-- START Supplied material --
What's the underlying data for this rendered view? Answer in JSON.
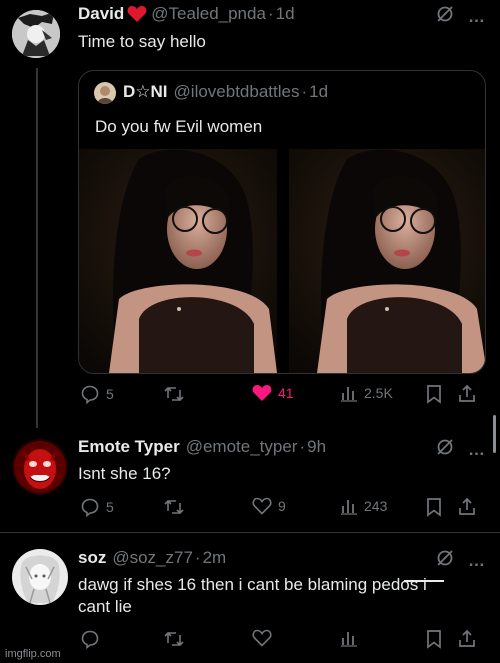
{
  "tweets": [
    {
      "display_name": "David",
      "handle": "@Tealed_pnda",
      "separator": "·",
      "time": "1d",
      "text": "Time to say hello",
      "quote": {
        "display_name": "D☆NI",
        "handle": "@ilovebtdbattles",
        "separator": "·",
        "time": "1d",
        "text": "Do you fw Evil women"
      },
      "actions": {
        "replies": "5",
        "likes": "41",
        "views": "2.5K",
        "liked": true
      }
    },
    {
      "display_name": "Emote Typer",
      "handle": "@emote_typer",
      "separator": "·",
      "time": "9h",
      "text": "Isnt she 16?",
      "actions": {
        "replies": "5",
        "likes": "9",
        "views": "243",
        "liked": false
      }
    },
    {
      "display_name": "soz",
      "handle": "@soz_z77",
      "separator": "·",
      "time": "2m",
      "text_line1": "dawg if shes 16 then i cant be blaming pedos i",
      "text_line2": "cant lie",
      "actions": {
        "replies": "",
        "likes": "",
        "views": "",
        "liked": false
      }
    }
  ],
  "more_icon": "…",
  "watermark": "imgflip.com",
  "colors": {
    "like_active": "#f91880",
    "muted": "#71767b",
    "text": "#e7e9ea",
    "border": "#2f3336"
  },
  "icons": [
    "heart-emoji-icon",
    "grok-slash-icon",
    "more-icon",
    "reply-icon",
    "retweet-icon",
    "like-icon",
    "views-icon",
    "bookmark-icon",
    "share-icon"
  ]
}
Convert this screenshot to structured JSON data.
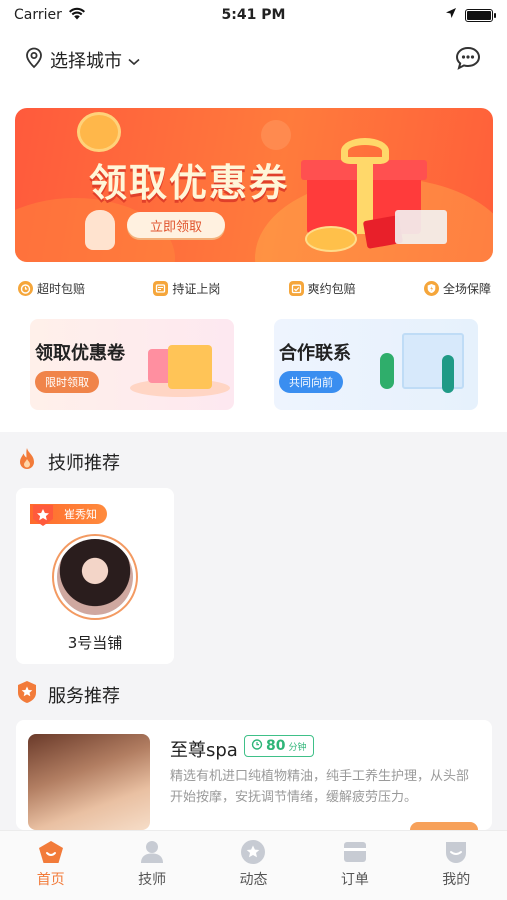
{
  "status_bar": {
    "carrier": "Carrier",
    "time": "5:41 PM"
  },
  "header": {
    "city_label": "选择城市",
    "city_icon": "location-pin-icon",
    "message_icon": "chat-bubble-icon"
  },
  "banner": {
    "title": "领取优惠券",
    "button_label": "立即领取"
  },
  "features": [
    {
      "icon": "alarm-clock-icon",
      "label": "超时包赔"
    },
    {
      "icon": "certificate-icon",
      "label": "持证上岗"
    },
    {
      "icon": "calendar-check-icon",
      "label": "爽约包赔"
    },
    {
      "icon": "shield-icon",
      "label": "全场保障"
    }
  ],
  "promo_cards": [
    {
      "title": "领取优惠卷",
      "button_label": "限时领取"
    },
    {
      "title": "合作联系",
      "button_label": "共同向前"
    }
  ],
  "technician_section": {
    "title": "技师推荐",
    "icon": "flame-icon",
    "items": [
      {
        "tag": "崔秀知",
        "name": "3号当铺"
      }
    ]
  },
  "service_section": {
    "title": "服务推荐",
    "icon": "star-badge-icon",
    "items": [
      {
        "name": "至尊spa",
        "duration_value": "80",
        "duration_unit": "分钟",
        "description": "精选有机进口纯植物精油，纯手工养生护理，从头部开始按摩，安抚调节情绪，缓解疲劳压力。"
      }
    ]
  },
  "tabbar": [
    {
      "label": "首页",
      "icon": "home-icon",
      "active": true
    },
    {
      "label": "技师",
      "icon": "technician-icon",
      "active": false
    },
    {
      "label": "动态",
      "icon": "moments-icon",
      "active": false
    },
    {
      "label": "订单",
      "icon": "order-icon",
      "active": false
    },
    {
      "label": "我的",
      "icon": "profile-icon",
      "active": false
    }
  ],
  "colors": {
    "accent": "#f27b3a",
    "banner": "#ff5a3c",
    "time_badge": "#2fb578",
    "coop_button": "#3a8ef0"
  }
}
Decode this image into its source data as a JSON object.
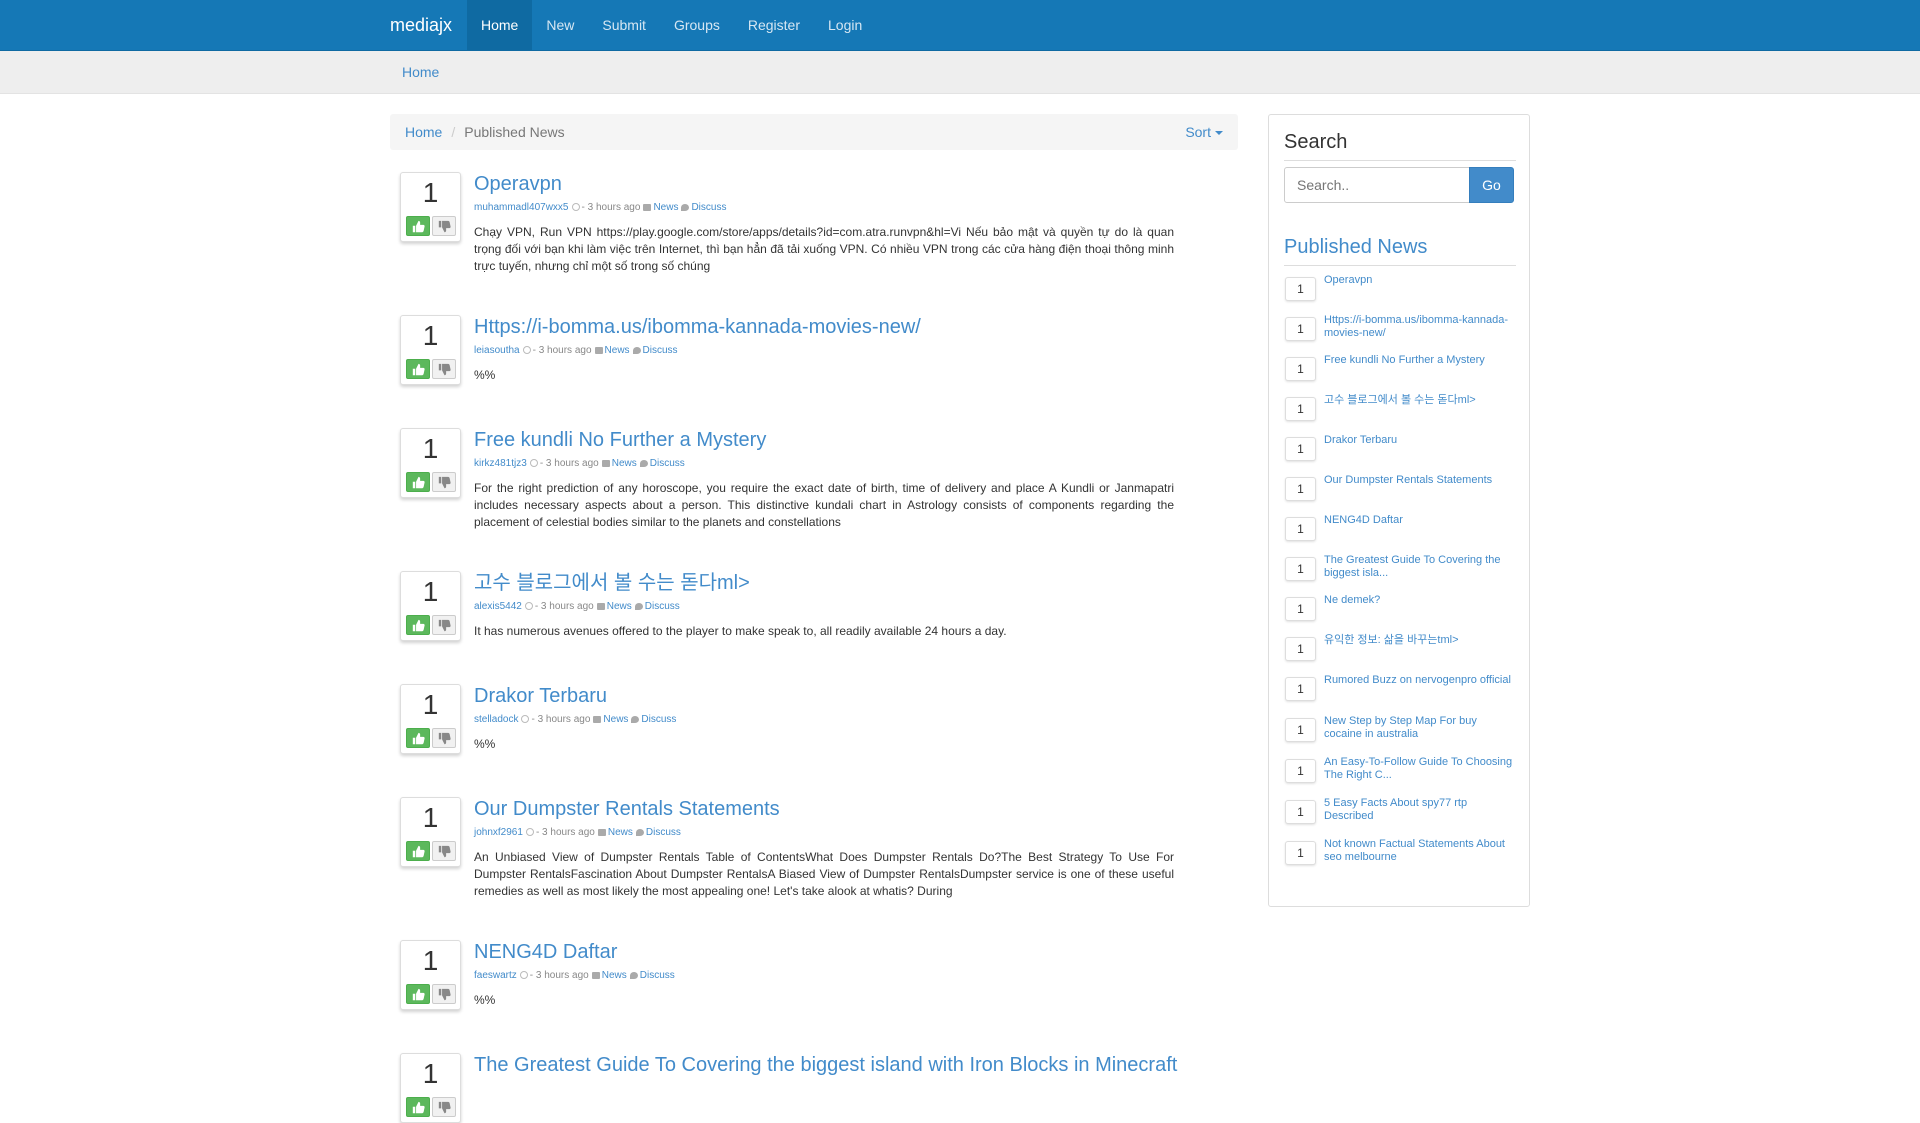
-- END Supplied material --
Repeat every record above exactly, but leave out any pictures.

(Answer to the task):
What's the underlying data for this rendered view? Answer in JSON.
{
  "tweets": [
    {
      "display_name": "David",
      "handle": "@Tealed_pnda",
      "separator": "·",
      "time": "1d",
      "text": "Time to say hello",
      "quote": {
        "display_name": "D☆NI",
        "handle": "@ilovebtdbattles",
        "separator": "·",
        "time": "1d",
        "text": "Do you fw Evil women"
      },
      "actions": {
        "replies": "5",
        "likes": "41",
        "views": "2.5K",
        "liked": true
      }
    },
    {
      "display_name": "Emote Typer",
      "handle": "@emote_typer",
      "separator": "·",
      "time": "9h",
      "text": "Isnt she 16?",
      "actions": {
        "replies": "5",
        "likes": "9",
        "views": "243",
        "liked": false
      }
    },
    {
      "display_name": "soz",
      "handle": "@soz_z77",
      "separator": "·",
      "time": "2m",
      "text_line1": "dawg if shes 16 then i cant be blaming pedos i",
      "text_line2": "cant lie",
      "actions": {
        "replies": "",
        "likes": "",
        "views": "",
        "liked": false
      }
    }
  ],
  "more_icon": "…",
  "watermark": "imgflip.com",
  "colors": {
    "like_active": "#f91880",
    "muted": "#71767b",
    "text": "#e7e9ea",
    "border": "#2f3336"
  },
  "icons": [
    "heart-emoji-icon",
    "grok-slash-icon",
    "more-icon",
    "reply-icon",
    "retweet-icon",
    "like-icon",
    "views-icon",
    "bookmark-icon",
    "share-icon"
  ]
}
Convert this screenshot to structured JSON data.
{
  "status_bar": {
    "carrier": "Carrier",
    "time": "5:41 PM"
  },
  "header": {
    "city_label": "选择城市",
    "city_icon": "location-pin-icon",
    "message_icon": "chat-bubble-icon"
  },
  "banner": {
    "title": "领取优惠券",
    "button_label": "立即领取"
  },
  "features": [
    {
      "icon": "alarm-clock-icon",
      "label": "超时包赔"
    },
    {
      "icon": "certificate-icon",
      "label": "持证上岗"
    },
    {
      "icon": "calendar-check-icon",
      "label": "爽约包赔"
    },
    {
      "icon": "shield-icon",
      "label": "全场保障"
    }
  ],
  "promo_cards": [
    {
      "title": "领取优惠卷",
      "button_label": "限时领取"
    },
    {
      "title": "合作联系",
      "button_label": "共同向前"
    }
  ],
  "technician_section": {
    "title": "技师推荐",
    "icon": "flame-icon",
    "items": [
      {
        "tag": "崔秀知",
        "name": "3号当铺"
      }
    ]
  },
  "service_section": {
    "title": "服务推荐",
    "icon": "star-badge-icon",
    "items": [
      {
        "name": "至尊spa",
        "duration_value": "80",
        "duration_unit": "分钟",
        "description": "精选有机进口纯植物精油，纯手工养生护理，从头部开始按摩，安抚调节情绪，缓解疲劳压力。"
      }
    ]
  },
  "tabbar": [
    {
      "label": "首页",
      "icon": "home-icon",
      "active": true
    },
    {
      "label": "技师",
      "icon": "technician-icon",
      "active": false
    },
    {
      "label": "动态",
      "icon": "moments-icon",
      "active": false
    },
    {
      "label": "订单",
      "icon": "order-icon",
      "active": false
    },
    {
      "label": "我的",
      "icon": "profile-icon",
      "active": false
    }
  ],
  "colors": {
    "accent": "#f27b3a",
    "banner": "#ff5a3c",
    "time_badge": "#2fb578",
    "coop_button": "#3a8ef0"
  }
}
Decode this image into its source data as a JSON object.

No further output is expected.